* _Goal_: Repeat every entry word for word, but leave the images out of your copy.

◆ ◆ ◆ ◆ ◆

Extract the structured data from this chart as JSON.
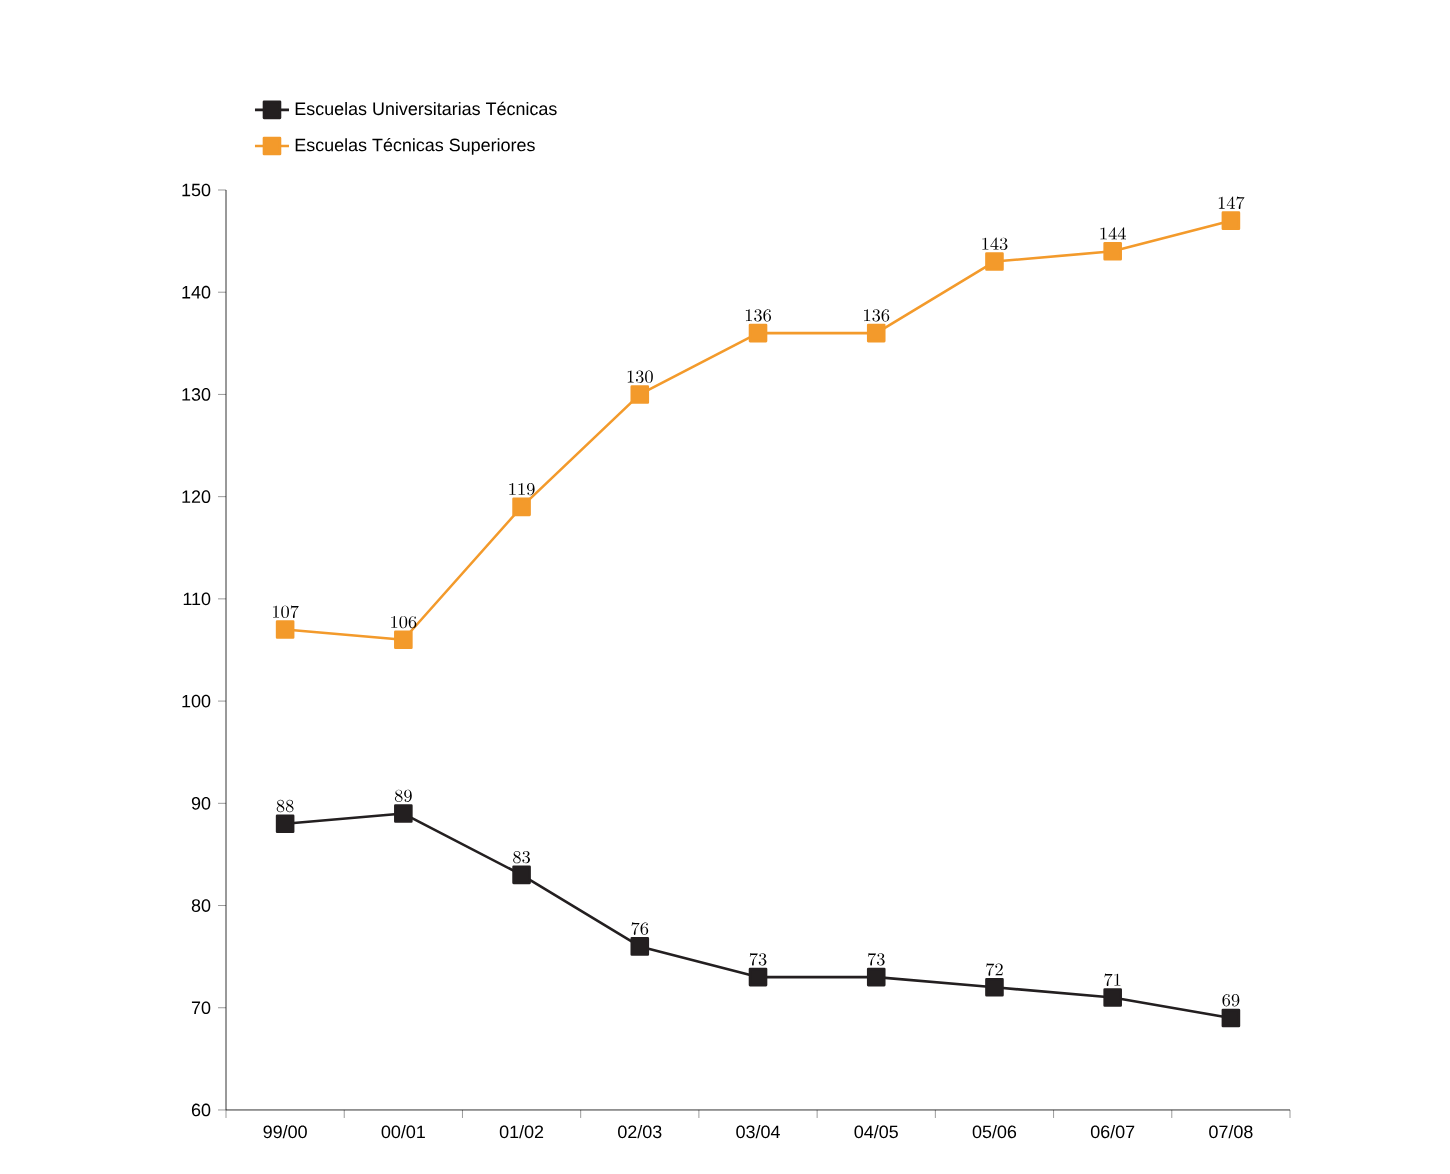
{
  "chart_data": {
    "type": "line",
    "categories": [
      "99/00",
      "00/01",
      "01/02",
      "02/03",
      "03/04",
      "04/05",
      "05/06",
      "06/07",
      "07/08"
    ],
    "series": [
      {
        "name": "Escuelas Universitarias Técnicas",
        "color": "#231f20",
        "values": [
          88,
          89,
          83,
          76,
          73,
          73,
          72,
          71,
          69
        ]
      },
      {
        "name": "Escuelas Técnicas Superiores",
        "color": "#f39a2b",
        "values": [
          107,
          106,
          119,
          130,
          136,
          136,
          143,
          144,
          147
        ]
      }
    ],
    "ylim": [
      60,
      150
    ],
    "yticks": [
      60,
      70,
      80,
      90,
      100,
      110,
      120,
      130,
      140,
      150
    ],
    "marker": "square",
    "line_style": "solid",
    "legend": "top left",
    "data_labels": true
  }
}
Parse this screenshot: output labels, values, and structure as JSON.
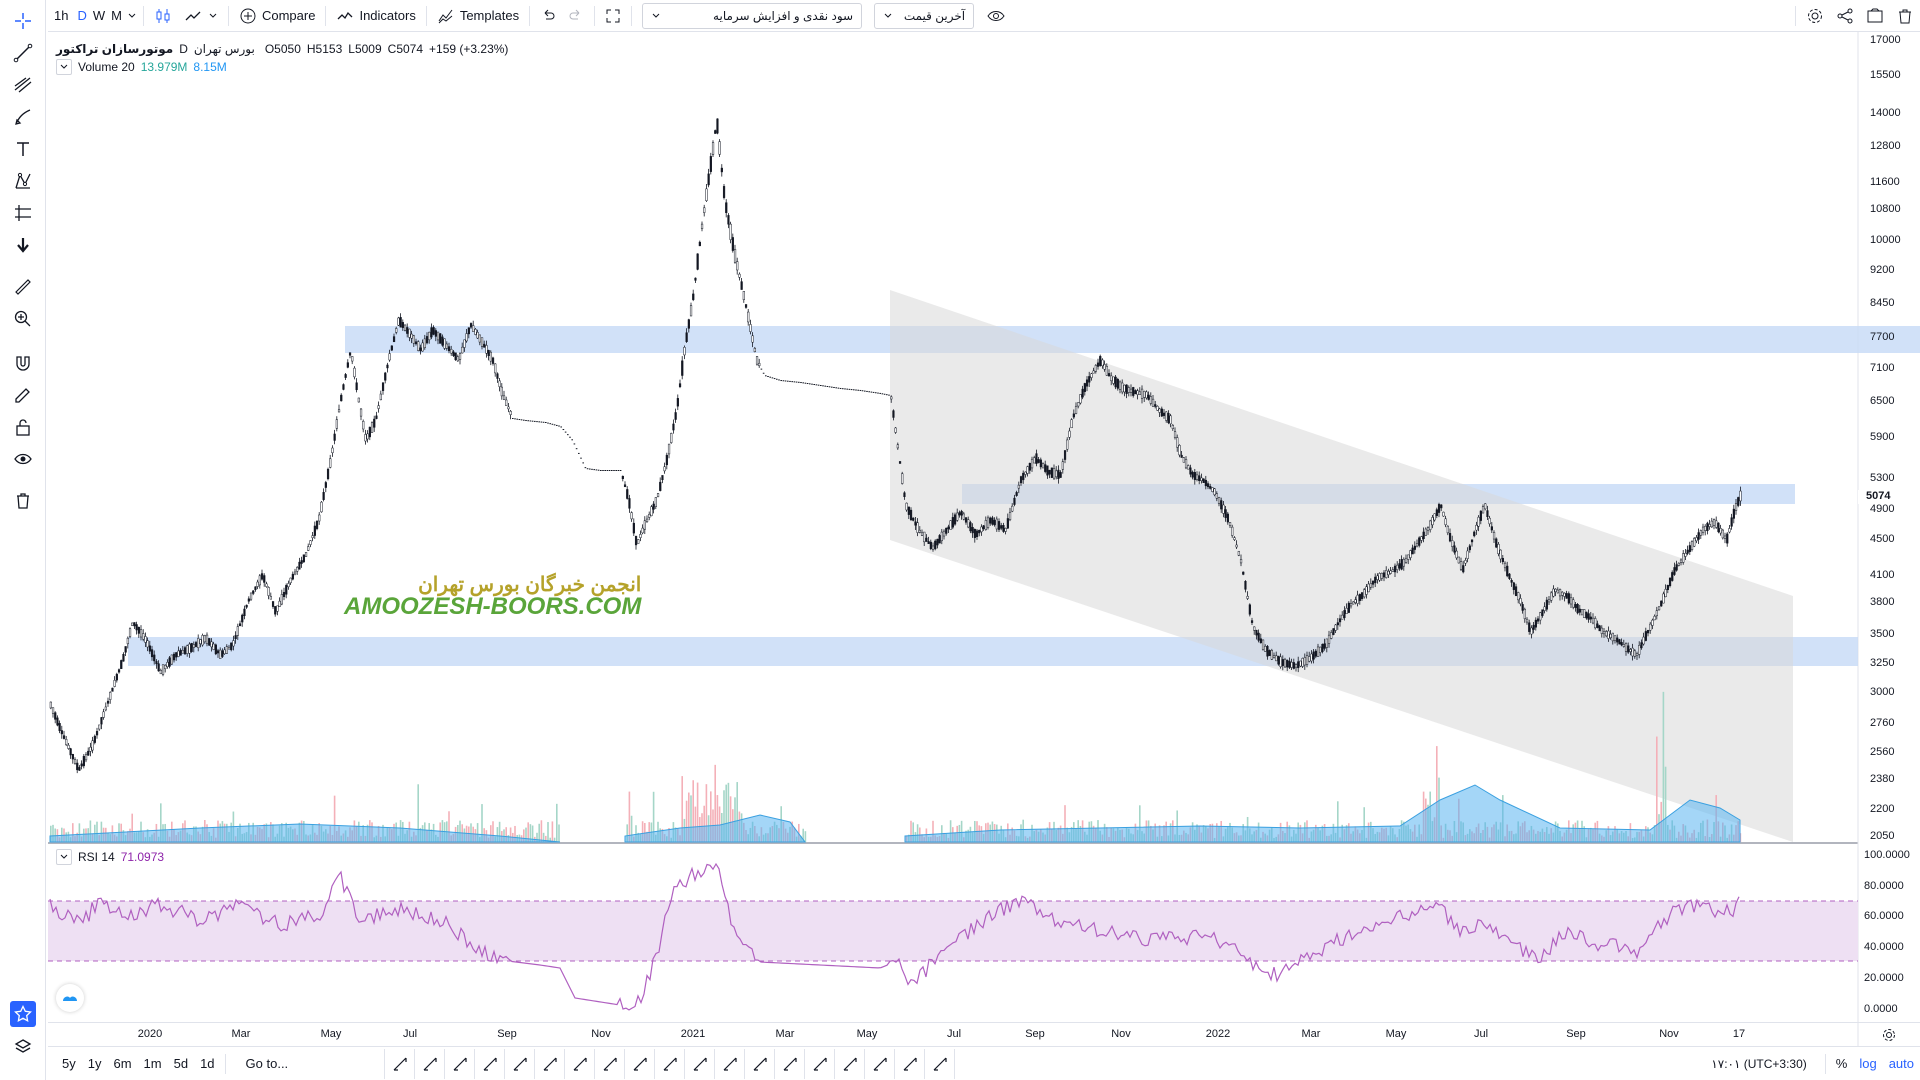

◆ ◆ ◆ ◆ ◆

* _Correct output_:
Extract the structured data from this chart as JSON.
{
  "chart_data": {
    "type": "line",
    "categories": [
      "99/00",
      "00/01",
      "01/02",
      "02/03",
      "03/04",
      "04/05",
      "05/06",
      "06/07",
      "07/08"
    ],
    "series": [
      {
        "name": "Escuelas Universitarias Técnicas",
        "color": "#231f20",
        "values": [
          88,
          89,
          83,
          76,
          73,
          73,
          72,
          71,
          69
        ]
      },
      {
        "name": "Escuelas Técnicas Superiores",
        "color": "#f39a2b",
        "values": [
          107,
          106,
          119,
          130,
          136,
          136,
          143,
          144,
          147
        ]
      }
    ],
    "ylim": [
      60,
      150
    ],
    "yticks": [
      60,
      70,
      80,
      90,
      100,
      110,
      120,
      130,
      140,
      150
    ],
    "marker": "square",
    "line_style": "solid",
    "legend": "top left",
    "data_labels": true
  }
}
Parse this screenshot: output labels, values, and structure as JSON.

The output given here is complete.